(Dataset rows)
---

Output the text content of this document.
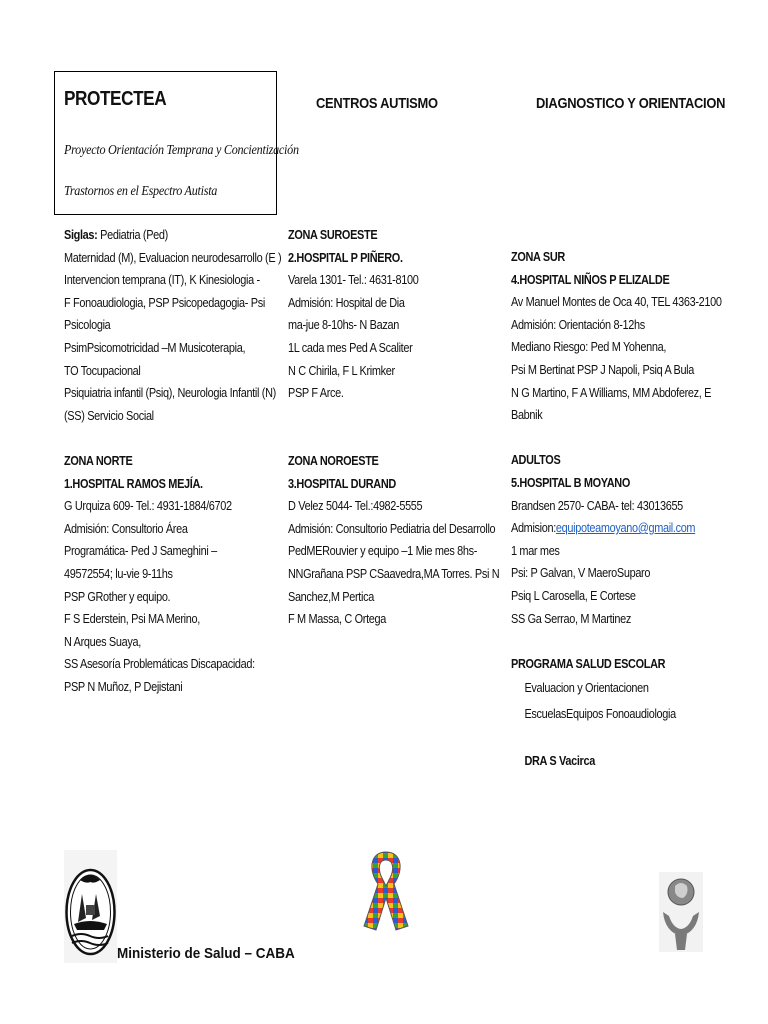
PROTECTEA
Proyecto Orientación Temprana y Concientización
Trastornos en el Espectro Autista
CENTROS AUTISMO	DIAGNOSTICO Y ORIENTACION
Siglas: Pediatria (Ped)
Maternidad (M), Evaluacion neurodesarrollo (E )
Intervencion temprana (IT), K Kinesiologia -
F Fonoaudiologia, PSP Psicopedagogia- Psi
Psicologia
PsimPsicomotricidad –M Musicoterapia,
TO Tocupacional
Psiquiatria infantil (Psiq), Neurologia Infantil (N)
(SS) Servicio Social
ZONA NORTE
1.HOSPITAL RAMOS MEJÍA.
G Urquiza 609- Tel.: 4931-1884/6702
Admisión: Consultorio Área
Programática- Ped J Sameghini –
49572554; lu-vie 9-11hs
PSP GRother y equipo.
F S Ederstein, Psi MA Merino,
N Arques Suaya,
SS Asesoría Problemáticas Discapacidad:
PSP N Muñoz, P Dejistani
ZONA SUROESTE
2.HOSPITAL P PIÑERO.
Varela 1301- Tel.: 4631-8100
Admisión: Hospital de Dia
ma-jue 8-10hs- N Bazan
1L cada mes Ped A Scaliter
N C Chirila, F L Krimker
PSP F Arce.
ZONA NOROESTE
3.HOSPITAL DURAND
D Velez 5044- Tel.:4982-5555
Admisión: Consultorio Pediatria del Desarrollo
PedMERouvier y equipo –1 Mie mes 8hs-
NNGrañana PSP CSaavedra,MA Torres. Psi N
Sanchez,M Pertica
F M Massa, C Ortega
ZONA SUR
4.HOSPITAL NIÑOS P ELIZALDE
Av Manuel Montes de Oca 40, TEL 4363-2100
Admisión: Orientación 8-12hs
Mediano Riesgo: Ped M Yohenna,
Psi M Bertinat PSP J Napoli, Psiq A Bula
N G Martino, F A Williams, MM Abdoferez, E
Babnik
ADULTOS
5.HOSPITAL B MOYANO
Brandsen 2570- CABA- tel: 43013655
Admision:equipoteamoyano@gmail.com
1 mar mes
Psi: P Galvan, V MaeroSuparo
Psiq L Carosella, E Cortese
SS Ga Serrao, M Martinez
PROGRAMA SALUD ESCOLAR
Evaluacion y Orientacionen
EscuelasEquipos Fonoaudiologia
DRA S Vacirca
Ministerio de Salud – CABA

---

- **Your task**: Search the data for "ZONA". Copy every line that has it.

- **Response to the exercise**:
ZONA NORTE
ZONA SUROESTE
ZONA NOROESTE
ZONA SUR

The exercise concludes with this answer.